====== Data provided ======
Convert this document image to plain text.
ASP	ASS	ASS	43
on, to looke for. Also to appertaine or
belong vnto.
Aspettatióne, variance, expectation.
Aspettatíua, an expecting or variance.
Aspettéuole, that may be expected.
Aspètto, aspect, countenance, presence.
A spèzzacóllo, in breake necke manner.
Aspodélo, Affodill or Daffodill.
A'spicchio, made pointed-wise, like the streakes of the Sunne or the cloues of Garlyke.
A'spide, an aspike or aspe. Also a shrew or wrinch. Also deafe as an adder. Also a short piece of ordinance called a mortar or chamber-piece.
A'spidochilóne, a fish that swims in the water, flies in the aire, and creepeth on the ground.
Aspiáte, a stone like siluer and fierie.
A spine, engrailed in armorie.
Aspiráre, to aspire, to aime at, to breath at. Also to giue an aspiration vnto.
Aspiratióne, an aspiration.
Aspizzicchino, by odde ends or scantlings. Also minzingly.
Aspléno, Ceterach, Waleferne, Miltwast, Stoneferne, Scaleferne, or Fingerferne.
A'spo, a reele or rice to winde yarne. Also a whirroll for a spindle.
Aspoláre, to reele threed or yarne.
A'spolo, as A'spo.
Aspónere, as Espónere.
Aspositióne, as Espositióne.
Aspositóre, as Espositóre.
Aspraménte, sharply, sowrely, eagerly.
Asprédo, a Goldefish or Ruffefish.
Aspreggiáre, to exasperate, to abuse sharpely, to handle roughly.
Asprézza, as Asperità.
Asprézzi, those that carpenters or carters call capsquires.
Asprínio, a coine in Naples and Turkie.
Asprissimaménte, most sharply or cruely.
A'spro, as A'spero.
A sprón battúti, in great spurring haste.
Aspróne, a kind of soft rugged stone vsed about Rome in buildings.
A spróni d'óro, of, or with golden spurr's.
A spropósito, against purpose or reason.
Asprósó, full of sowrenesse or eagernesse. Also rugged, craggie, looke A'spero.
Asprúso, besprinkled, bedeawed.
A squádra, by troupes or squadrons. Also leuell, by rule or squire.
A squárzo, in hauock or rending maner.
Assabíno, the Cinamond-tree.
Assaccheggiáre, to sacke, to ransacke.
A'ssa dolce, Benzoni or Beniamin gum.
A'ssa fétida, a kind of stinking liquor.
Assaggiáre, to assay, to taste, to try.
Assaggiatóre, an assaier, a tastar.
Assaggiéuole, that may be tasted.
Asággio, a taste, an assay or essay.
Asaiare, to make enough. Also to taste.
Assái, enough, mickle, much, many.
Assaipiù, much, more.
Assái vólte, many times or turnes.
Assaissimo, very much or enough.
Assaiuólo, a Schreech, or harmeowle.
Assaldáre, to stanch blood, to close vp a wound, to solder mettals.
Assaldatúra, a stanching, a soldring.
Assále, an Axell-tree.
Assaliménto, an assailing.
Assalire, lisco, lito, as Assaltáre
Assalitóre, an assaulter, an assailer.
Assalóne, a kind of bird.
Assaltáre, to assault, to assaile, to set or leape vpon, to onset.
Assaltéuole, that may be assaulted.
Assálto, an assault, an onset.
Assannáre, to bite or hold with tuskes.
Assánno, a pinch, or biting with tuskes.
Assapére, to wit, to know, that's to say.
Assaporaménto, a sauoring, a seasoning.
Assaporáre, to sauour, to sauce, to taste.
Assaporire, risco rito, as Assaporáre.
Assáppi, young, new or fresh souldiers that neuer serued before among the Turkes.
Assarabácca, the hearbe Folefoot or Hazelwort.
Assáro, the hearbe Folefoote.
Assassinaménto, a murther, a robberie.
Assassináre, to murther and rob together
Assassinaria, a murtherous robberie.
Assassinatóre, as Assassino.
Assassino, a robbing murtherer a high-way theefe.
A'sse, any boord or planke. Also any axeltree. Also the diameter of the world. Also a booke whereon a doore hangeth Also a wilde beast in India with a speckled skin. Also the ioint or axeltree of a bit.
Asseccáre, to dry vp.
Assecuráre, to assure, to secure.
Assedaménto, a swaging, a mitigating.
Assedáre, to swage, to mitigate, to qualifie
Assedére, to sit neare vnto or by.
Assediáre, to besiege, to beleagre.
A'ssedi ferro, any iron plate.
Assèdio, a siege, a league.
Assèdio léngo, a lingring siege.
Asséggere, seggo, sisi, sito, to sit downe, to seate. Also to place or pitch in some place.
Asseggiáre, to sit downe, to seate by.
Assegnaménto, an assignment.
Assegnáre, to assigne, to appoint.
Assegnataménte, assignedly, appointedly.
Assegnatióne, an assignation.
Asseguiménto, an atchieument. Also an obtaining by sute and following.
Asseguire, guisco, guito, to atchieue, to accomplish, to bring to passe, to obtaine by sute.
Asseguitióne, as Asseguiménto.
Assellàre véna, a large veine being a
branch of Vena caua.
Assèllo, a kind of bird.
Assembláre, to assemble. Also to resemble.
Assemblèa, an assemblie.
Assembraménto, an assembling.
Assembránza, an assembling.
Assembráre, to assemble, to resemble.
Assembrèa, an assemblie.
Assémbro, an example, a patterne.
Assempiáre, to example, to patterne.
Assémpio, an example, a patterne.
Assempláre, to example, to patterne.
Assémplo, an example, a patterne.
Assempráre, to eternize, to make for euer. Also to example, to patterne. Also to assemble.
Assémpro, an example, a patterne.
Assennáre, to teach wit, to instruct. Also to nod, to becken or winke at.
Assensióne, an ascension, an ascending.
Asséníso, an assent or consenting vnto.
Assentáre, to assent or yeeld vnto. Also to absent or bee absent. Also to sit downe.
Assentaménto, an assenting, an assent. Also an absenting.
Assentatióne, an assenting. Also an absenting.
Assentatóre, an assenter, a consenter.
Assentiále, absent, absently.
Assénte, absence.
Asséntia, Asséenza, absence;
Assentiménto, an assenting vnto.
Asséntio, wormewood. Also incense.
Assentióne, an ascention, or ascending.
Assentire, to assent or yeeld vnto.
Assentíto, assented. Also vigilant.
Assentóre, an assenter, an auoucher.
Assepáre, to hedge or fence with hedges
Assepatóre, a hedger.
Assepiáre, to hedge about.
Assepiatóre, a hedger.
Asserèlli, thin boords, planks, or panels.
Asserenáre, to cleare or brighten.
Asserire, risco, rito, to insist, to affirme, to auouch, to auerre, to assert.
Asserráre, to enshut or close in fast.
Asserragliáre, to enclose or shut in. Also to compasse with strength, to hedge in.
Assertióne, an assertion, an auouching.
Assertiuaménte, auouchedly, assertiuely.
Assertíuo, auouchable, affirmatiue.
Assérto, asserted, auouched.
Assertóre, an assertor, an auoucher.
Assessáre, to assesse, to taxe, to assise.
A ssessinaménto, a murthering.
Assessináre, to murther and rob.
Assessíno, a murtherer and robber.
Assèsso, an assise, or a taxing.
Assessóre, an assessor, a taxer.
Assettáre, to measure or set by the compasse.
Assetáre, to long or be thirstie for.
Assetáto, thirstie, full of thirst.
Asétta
======
- Task item -
All entries above need to be copied verbatim.

- Response below -
Convert this document image to plain text.
ASP	ASS	ASS	43
on, to looke for. Also to appertaine or
belong vnto.
Aspettatióne, variance, expectation.
Aspettatíua, an expecting or variance.
Aspettéuole, that may be expected.
Aspètto, aspect, countenance, presence.
A spèzzacóllo, in breake necke manner.
Aspodélo, Affodill or Daffodill.
A'spicchio, made pointed-wise, like the streakes of the Sunne or the cloues of Garlyke.
A'spide, an aspike or aspe. Also a shrew or wrinch. Also deafe as an adder. Also a short piece of ordinance called a mortar or chamber-piece.
A'spidochilóne, a fish that swims in the water, flies in the aire, and creepeth on the ground.
Aspiáte, a stone like siluer and fierie.
A spine, engrailed in armorie.
Aspiráre, to aspire, to aime at, to breath at. Also to giue an aspiration vnto.
Aspiratióne, an aspiration.
Aspizzicchino, by odde ends or scantlings. Also minzingly.
Aspléno, Ceterach, Waleferne, Miltwast, Stoneferne, Scaleferne, or Fingerferne.
A'spo, a reele or rice to winde yarne. Also a whirroll for a spindle.
Aspoláre, to reele threed or yarne.
A'spolo, as A'spo.
Aspónere, as Espónere.
Aspositióne, as Espositióne.
Aspositóre, as Espositóre.
Aspraménte, sharply, sowrely, eagerly.
Asprédo, a Goldefish or Ruffefish.
Aspreggiáre, to exasperate, to abuse sharpely, to handle roughly.
Asprézza, as Asperità.
Asprézzi, those that carpenters or carters call capsquires.
Asprínio, a coine in Naples and Turkie.
Asprissimaménte, most sharply or cruely.
A'spro, as A'spero.
A sprón battúti, in great spurring haste.
Aspróne, a kind of soft rugged stone vsed about Rome in buildings.
A spróni d'óro, of, or with golden spurr's.
A spropósito, against purpose or reason.
Asprósó, full of sowrenesse or eagernesse. Also rugged, craggie, looke A'spero.
Asprúso, besprinkled, bedeawed.
A squádra, by troupes or squadrons. Also leuell, by rule or squire.
A squárzo, in hauock or rending maner.
Assabíno, the Cinamond-tree.
Assaccheggiáre, to sacke, to ransacke.
A'ssa dolce, Benzoni or Beniamin gum.
A'ssa fétida, a kind of stinking liquor.
Assaggiáre, to assay, to taste, to try.
Assaggiatóre, an assaier, a tastar.
Assaggiéuole, that may be tasted.
Asággio, a taste, an assay or essay.
Asaiare, to make enough. Also to taste.
Assái, enough, mickle, much, many.
Assaipiù, much, more.
Assái vólte, many times or turnes.
Assaissimo, very much or enough.
Assaiuólo, a Schreech, or harmeowle.
Assaldáre, to stanch blood, to close vp a wound, to solder mettals.
Assaldatúra, a stanching, a soldring.
Assále, an Axell-tree.
Assaliménto, an assailing.
Assalire, lisco, lito, as Assaltáre
Assalitóre, an assaulter, an assailer.
Assalóne, a kind of bird.
Assaltáre, to assault, to assaile, to set or leape vpon, to onset.
Assaltéuole, that may be assaulted.
Assálto, an assault, an onset.
Assannáre, to bite or hold with tuskes.
Assánno, a pinch, or biting with tuskes.
Assapére, to wit, to know, that's to say.
Assaporaménto, a sauoring, a seasoning.
Assaporáre, to sauour, to sauce, to taste.
Assaporire, risco rito, as Assaporáre.
Assáppi, young, new or fresh souldiers that neuer serued before among the Turkes.
Assarabácca, the hearbe Folefoot or Hazelwort.
Assáro, the hearbe Folefoote.
Assassinaménto, a murther, a robberie.
Assassináre, to murther and rob together
Assassinaria, a murtherous robberie.
Assassinatóre, as Assassino.
Assassino, a robbing murtherer a high-way theefe.
A'sse, any boord or planke. Also any axeltree. Also the diameter of the world. Also a booke whereon a doore hangeth Also a wilde beast in India with a speckled skin. Also the ioint or axeltree of a bit.
Asseccáre, to dry vp.
Assecuráre, to assure, to secure.
Assedaménto, a swaging, a mitigating.
Assedáre, to swage, to mitigate, to qualifie
Assedére, to sit neare vnto or by.
Assediáre, to besiege, to beleagre.
A'ssedi ferro, any iron plate.
Assèdio, a siege, a league.
Assèdio léngo, a lingring siege.
Asséggere, seggo, sisi, sito, to sit downe, to seate. Also to place or pitch in some place.
Asseggiáre, to sit downe, to seate by.
Assegnaménto, an assignment.
Assegnáre, to assigne, to appoint.
Assegnataménte, assignedly, appointedly.
Assegnatióne, an assignation.
Asseguiménto, an atchieument. Also an obtaining by sute and following.
Asseguire, guisco, guito, to atchieue, to accomplish, to bring to passe, to obtaine by sute.
Asseguitióne, as Asseguiménto.
Assellàre véna, a large veine being a
branch of Vena caua.
Assèllo, a kind of bird.
Assembláre, to assemble. Also to resemble.
Assemblèa, an assemblie.
Assembraménto, an assembling.
Assembránza, an assembling.
Assembráre, to assemble, to resemble.
Assembrèa, an assemblie.
Assémbro, an example, a patterne.
Assempiáre, to example, to patterne.
Assémpio, an example, a patterne.
Assempláre, to example, to patterne.
Assémplo, an example, a patterne.
Assempráre, to eternize, to make for euer. Also to example, to patterne. Also to assemble.
Assémpro, an example, a patterne.
Assennáre, to teach wit, to instruct. Also to nod, to becken or winke at.
Assensióne, an ascension, an ascending.
Asséníso, an assent or consenting vnto.
Assentáre, to assent or yeeld vnto. Also to absent or bee absent. Also to sit downe.
Assentaménto, an assenting, an assent. Also an absenting.
Assentatióne, an assenting. Also an absenting.
Assentatóre, an assenter, a consenter.
Assentiále, absent, absently.
Assénte, absence.
Asséntia, Asséenza, absence;
Assentiménto, an assenting vnto.
Asséntio, wormewood. Also incense.
Assentióne, an ascention, or ascending.
Assentire, to assent or yeeld vnto.
Assentíto, assented. Also vigilant.
Assentóre, an assenter, an auoucher.
Assepáre, to hedge or fence with hedges
Assepatóre, a hedger.
Assepiáre, to hedge about.
Assepiatóre, a hedger.
Asserèlli, thin boords, planks, or panels.
Asserenáre, to cleare or brighten.
Asserire, risco, rito, to insist, to affirme, to auouch, to auerre, to assert.
Asserráre, to enshut or close in fast.
Asserragliáre, to enclose or shut in. Also to compasse with strength, to hedge in.
Assertióne, an assertion, an auouching.
Assertiuaménte, auouchedly, assertiuely.
Assertíuo, auouchable, affirmatiue.
Assérto, asserted, auouched.
Assertóre, an assertor, an auoucher.
Assessáre, to assesse, to taxe, to assise.
A ssessinaménto, a murthering.
Assessináre, to murther and rob.
Assessíno, a murtherer and robber.
Assèsso, an assise, or a taxing.
Assessóre, an assessor, a taxer.
Assettáre, to measure or set by the compasse.
Assetáre, to long or be thirstie for.
Assetáto, thirstie, full of thirst.
Asétta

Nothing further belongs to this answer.